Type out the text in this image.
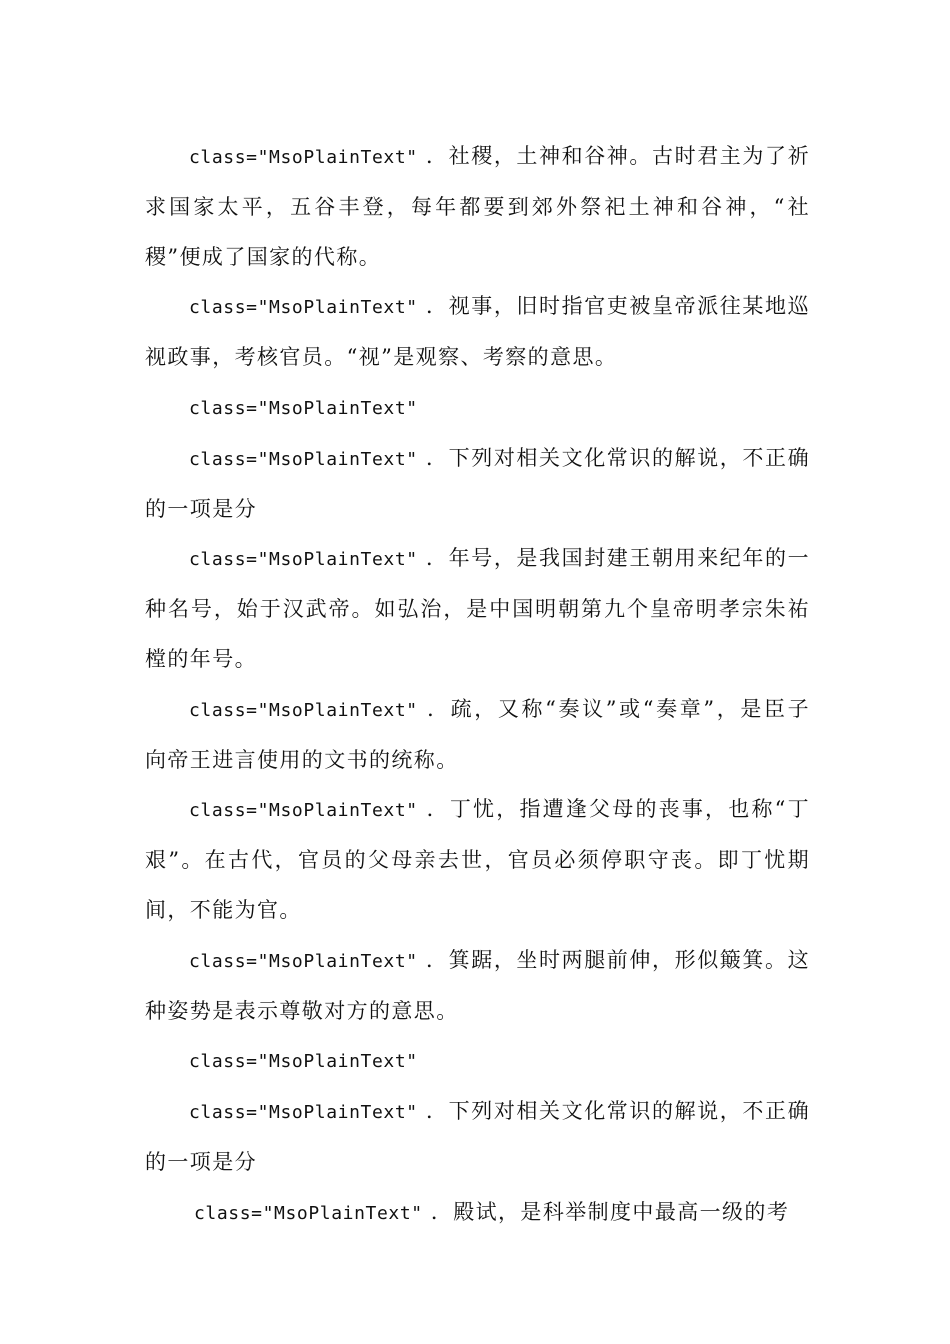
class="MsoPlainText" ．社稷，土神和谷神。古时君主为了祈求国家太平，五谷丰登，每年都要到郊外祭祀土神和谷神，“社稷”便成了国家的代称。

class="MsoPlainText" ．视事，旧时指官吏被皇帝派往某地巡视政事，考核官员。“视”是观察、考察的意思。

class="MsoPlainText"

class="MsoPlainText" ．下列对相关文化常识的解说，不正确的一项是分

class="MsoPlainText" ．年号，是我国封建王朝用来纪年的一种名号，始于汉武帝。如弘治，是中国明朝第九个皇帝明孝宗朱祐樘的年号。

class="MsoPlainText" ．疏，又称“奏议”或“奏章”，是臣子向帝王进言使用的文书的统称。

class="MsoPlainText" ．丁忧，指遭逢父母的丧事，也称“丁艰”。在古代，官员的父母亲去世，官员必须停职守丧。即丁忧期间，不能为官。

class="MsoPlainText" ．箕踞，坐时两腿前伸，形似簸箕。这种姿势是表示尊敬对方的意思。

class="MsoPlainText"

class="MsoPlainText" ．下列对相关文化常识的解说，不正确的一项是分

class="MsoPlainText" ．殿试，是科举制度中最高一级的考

▬▬▬▬▬▬▬▬▬▬

■ Objective:
Report every line containing the word "MsoPlainText" from the listing above.

■ Final answer:
class="MsoPlainText" ．社稷，土神和谷神。古时君主为了祈求国家太平，五谷丰登，每年都要到郊外祭祀土神和谷神，“社稷”便成了国家的代称。
class="MsoPlainText" ．视事，旧时指官吏被皇帝派往某地巡视政事，考核官员。“视”是观察、考察的意思。
class="MsoPlainText"
class="MsoPlainText" ．下列对相关文化常识的解说，不正确的一项是分
class="MsoPlainText" ．年号，是我国封建王朝用来纪年的一种名号，始于汉武帝。如弘治，是中国明朝第九个皇帝明孝宗朱祐樘的年号。
class="MsoPlainText" ．疏，又称“奏议”或“奏章”，是臣子向帝王进言使用的文书的统称。
class="MsoPlainText" ．丁忧，指遭逢父母的丧事，也称“丁艰”。在古代，官员的父母亲去世，官员必须停职守丧。即丁忧期间，不能为官。
class="MsoPlainText" ．箕踞，坐时两腿前伸，形似簸箕。这种姿势是表示尊敬对方的意思。
class="MsoPlainText"
class="MsoPlainText" ．下列对相关文化常识的解说，不正确的一项是分
class="MsoPlainText" ．殿试，是科举制度中最高一级的考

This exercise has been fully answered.